Written exercise: According to the post about setting up the Hong Kong office network, what has the HK office been using exclusively while the MPLS line sat unused?

Article:
Tuesday, April 14, 2009

Setting up our Hong Kong office network from NY

I'm in the process of setting up our Hong Kong (HK) office. We've installed an MPLS line there over 6 months ago. Our plan was to send someone over from NY to install everything and set them up. Then the economy tanked and personnel got laid off. As a result the HK office has been using our Juniper SSL VPN exclusively. They are able to grab files, access email, intranet and work like any remote office. But the MPLS line is just sitting there costing us per month.

I've finally been able to think about them and wanted to get that ball rolling in getting them setup to work exactly like our Shanghai office is. Meaning getting connected to the MPLS. My counterpart in London and another Admin didn't like the idea I presented of remotely setting them up. They'd rather send someone over and train them how to do things differently. My take is that we've been waiting on someone going over for over 6 months and we are paying of a line we are not using. In that time we could have had them setup remotely using local resources when needed. I've met with my boss and fleshed out a plan to get our local consultants involved. It's not a difficult thing to do at all. We've already had a server ordered and delivered sitting there as well for over 6 months that wasn't being used (reasons explained later).

I've drafted my plan and sent it to my boss and we got on a conference call with the HK folks one night EST. We all agreed to attempt to get this to happen. The HK folks wanted direct connection to our NY office and I wanted to give it to them. I've sent my plan over to the local consultants. My plan was to get them to install VMware on the server setup it up according to my instruction I sent over with IP addresses etc, connect the ESX server to a switch that connects to the MPLS router and I'll take it from there. At first they didn't know how to install VMware. So I sent them this youtube VMWare ESX 3 Training CBT - Installing ESX and a link to site How to Install VMware ESX Server. I also stated in an email to them that if they know how to install any *NIX distro they should be able to install ESX with no problem. Once they got that email with links they said yeah they know how to do it.

Excerpted records:
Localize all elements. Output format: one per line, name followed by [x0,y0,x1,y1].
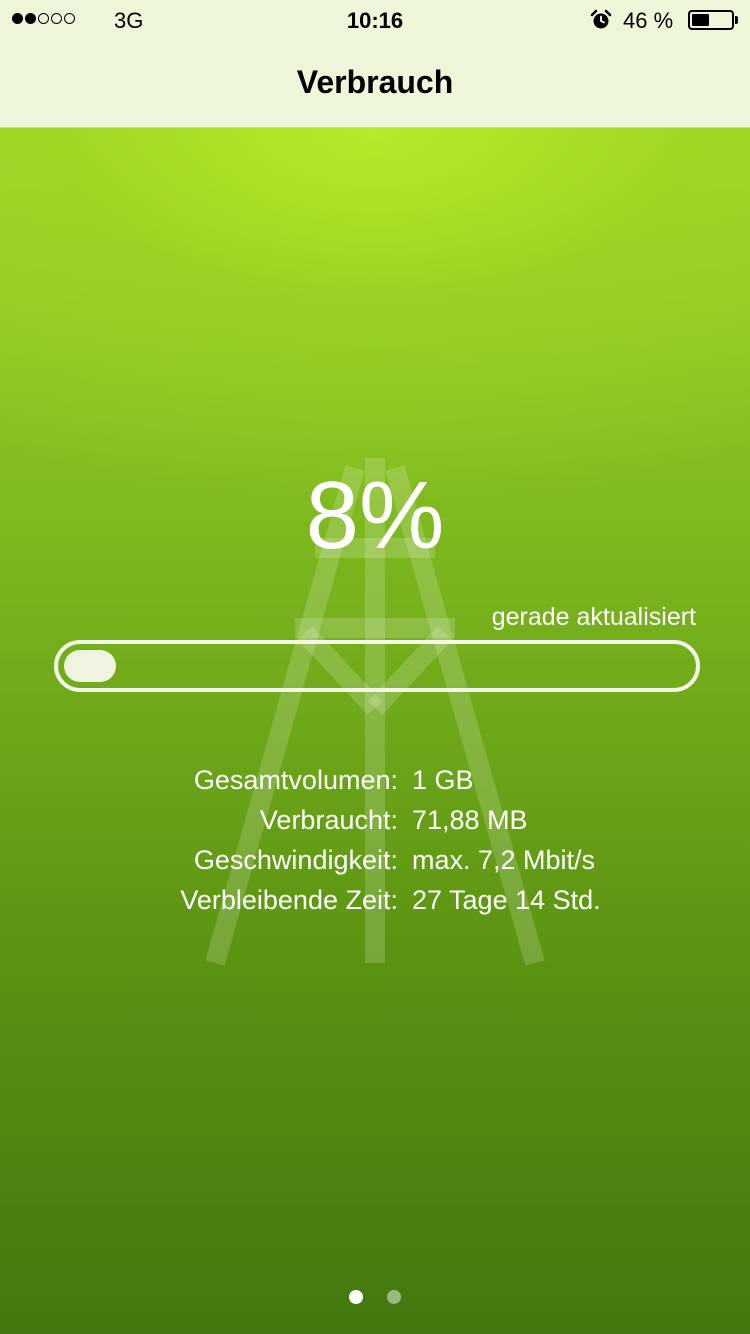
detail-row: Geschwindigkeit: max. 7,2 Mbit/s [0,845,750,885]
usage-progress-bar [54,640,700,692]
page-title: Verbrauch [296,64,454,100]
usage-details: Gesamtvolumen: 1 GB Verbraucht: 71,88 MB Ges… [0,765,750,925]
detail-label: Verbleibende Zeit: [180,885,398,915]
battery-icon [688,10,734,30]
last-updated-label: gerade aktualisiert [491,603,696,631]
page-indicator[interactable] [0,1290,750,1304]
usage-screen[interactable]: 8% gerade aktualisiert Gesamtvolumen: 1 G… [0,128,750,1334]
status-bar: 3G 10:16 46 % [0,0,750,40]
detail-value: 27 Tage 14 Std. [412,885,601,915]
page-dot[interactable] [349,1290,363,1304]
detail-value: max. 7,2 Mbit/s [412,845,596,875]
battery-level [692,14,709,26]
detail-row: Verbleibende Zeit: 27 Tage 14 Std. [0,885,750,925]
top-bar: 3G 10:16 46 % Verbrauch [0,0,750,128]
usage-percentage: 8% [305,462,445,569]
detail-row: Gesamtvolumen: 1 GB [0,765,750,805]
detail-label: Geschwindigkeit: [193,845,398,875]
detail-label: Gesamtvolumen: [193,765,398,795]
detail-value: 71,88 MB [412,805,528,835]
battery-tip [735,16,738,24]
alarm-clock-icon [590,9,612,37]
usage-progress-fill [64,650,116,682]
battery-percentage: 46 % [623,8,674,33]
detail-row: Verbraucht: 71,88 MB [0,805,750,845]
detail-label: Verbraucht: [259,805,398,835]
detail-value: 1 GB [412,765,474,795]
page-dot[interactable] [387,1290,401,1304]
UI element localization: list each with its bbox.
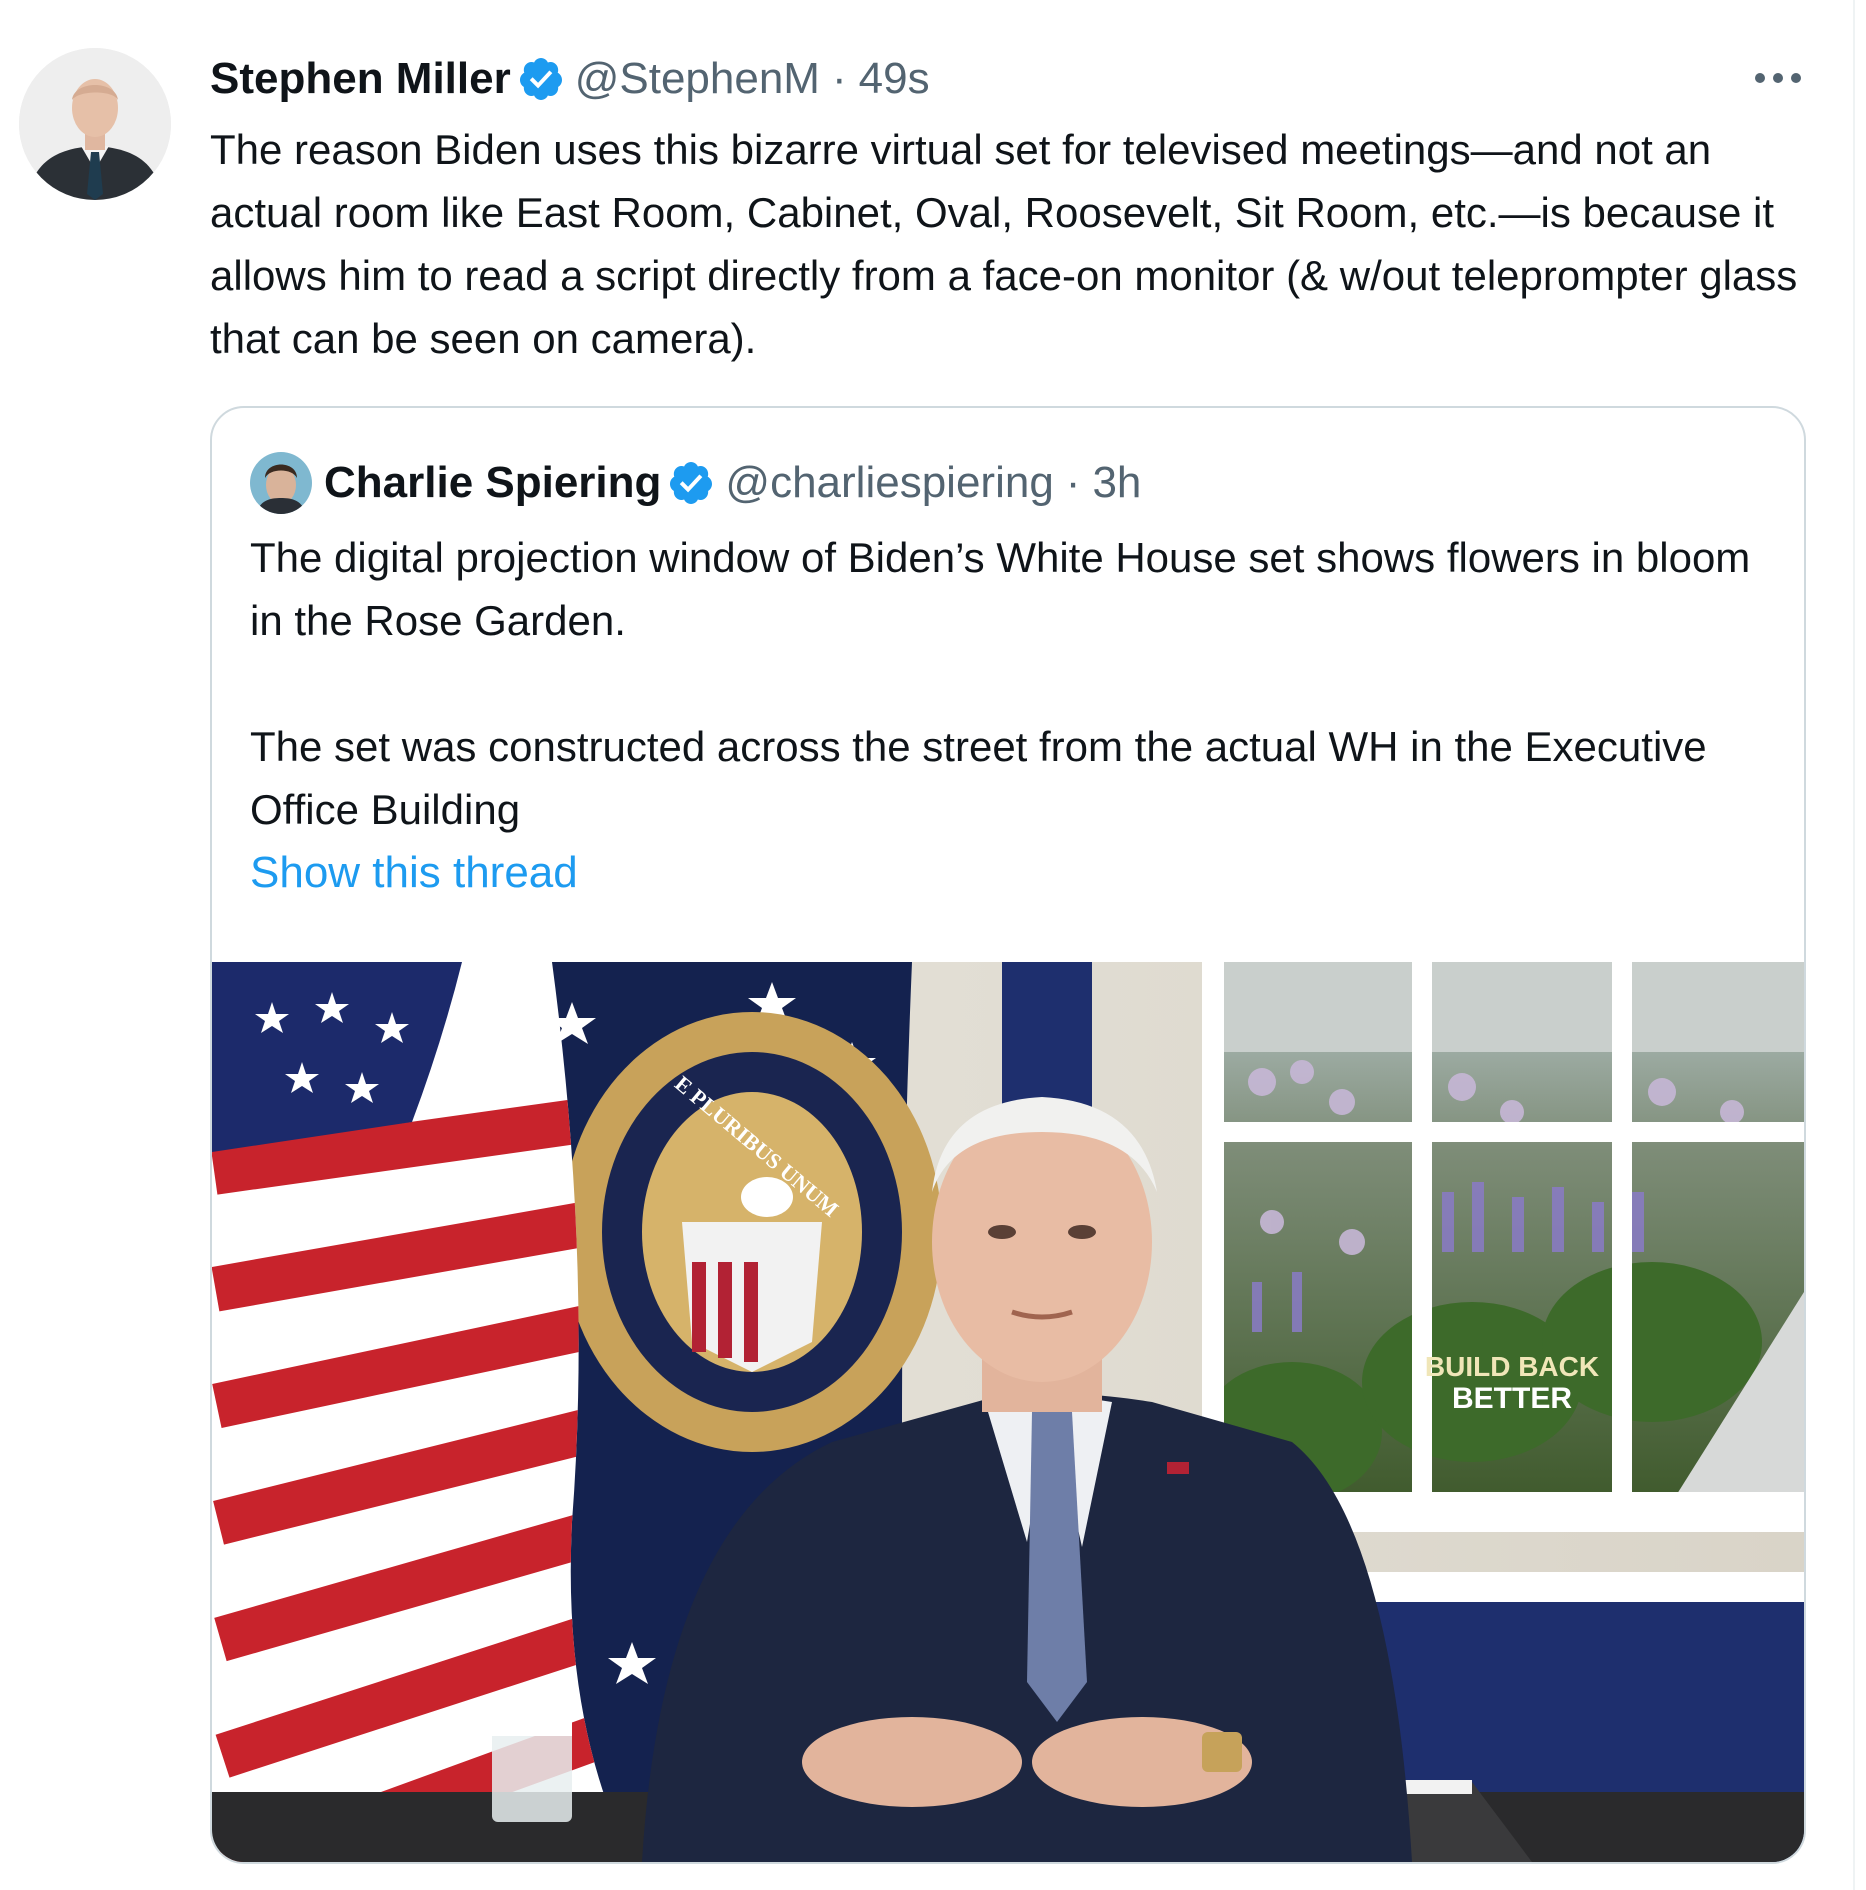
show-thread-link[interactable]: Show this thread bbox=[250, 848, 578, 898]
tweet-photo: BUILD BACK BETTER E PLURIBUS UNUM bbox=[212, 962, 1804, 1862]
quoted-tweet-header: Charlie Spiering @charliespiering · 3h bbox=[250, 452, 1141, 514]
author-handle[interactable]: @StephenM bbox=[575, 54, 820, 104]
ellipsis-icon bbox=[1755, 73, 1801, 83]
meta-separator: · bbox=[831, 54, 847, 103]
author-name[interactable]: Stephen Miller bbox=[210, 54, 511, 104]
profile-photo bbox=[250, 452, 312, 514]
author-avatar[interactable] bbox=[19, 48, 171, 200]
quoted-author-avatar[interactable] bbox=[250, 452, 312, 514]
window-caption-line1: BUILD BACK bbox=[1425, 1351, 1599, 1382]
quoted-tweet-text: The digital projection window of Biden’s… bbox=[250, 534, 1751, 833]
quoted-author-handle[interactable]: @charliespiering bbox=[725, 458, 1053, 508]
tweet-timestamp[interactable]: 49s bbox=[859, 54, 930, 104]
profile-photo bbox=[19, 48, 171, 200]
quoted-author-name[interactable]: Charlie Spiering bbox=[324, 458, 661, 508]
window-caption-line2: BETTER bbox=[1452, 1382, 1572, 1415]
quoted-tweet-card[interactable]: Charlie Spiering @charliespiering · 3h T… bbox=[210, 406, 1806, 1864]
quoted-tweet-media[interactable]: BUILD BACK BETTER E PLURIBUS UNUM bbox=[212, 962, 1804, 1862]
quoted-tweet-timestamp[interactable]: 3h bbox=[1092, 458, 1141, 508]
meta-separator: · bbox=[1065, 458, 1081, 507]
tweet-header: Stephen Miller @StephenM · 49s bbox=[210, 50, 930, 108]
column-divider bbox=[1853, 0, 1855, 1890]
more-options-button[interactable] bbox=[1748, 56, 1808, 100]
verified-badge-icon bbox=[670, 462, 713, 504]
tweet-text: The reason Biden uses this bizarre virtu… bbox=[210, 126, 1809, 362]
verified-badge-icon bbox=[519, 58, 562, 100]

Expected output: The Juniper SSL VPN.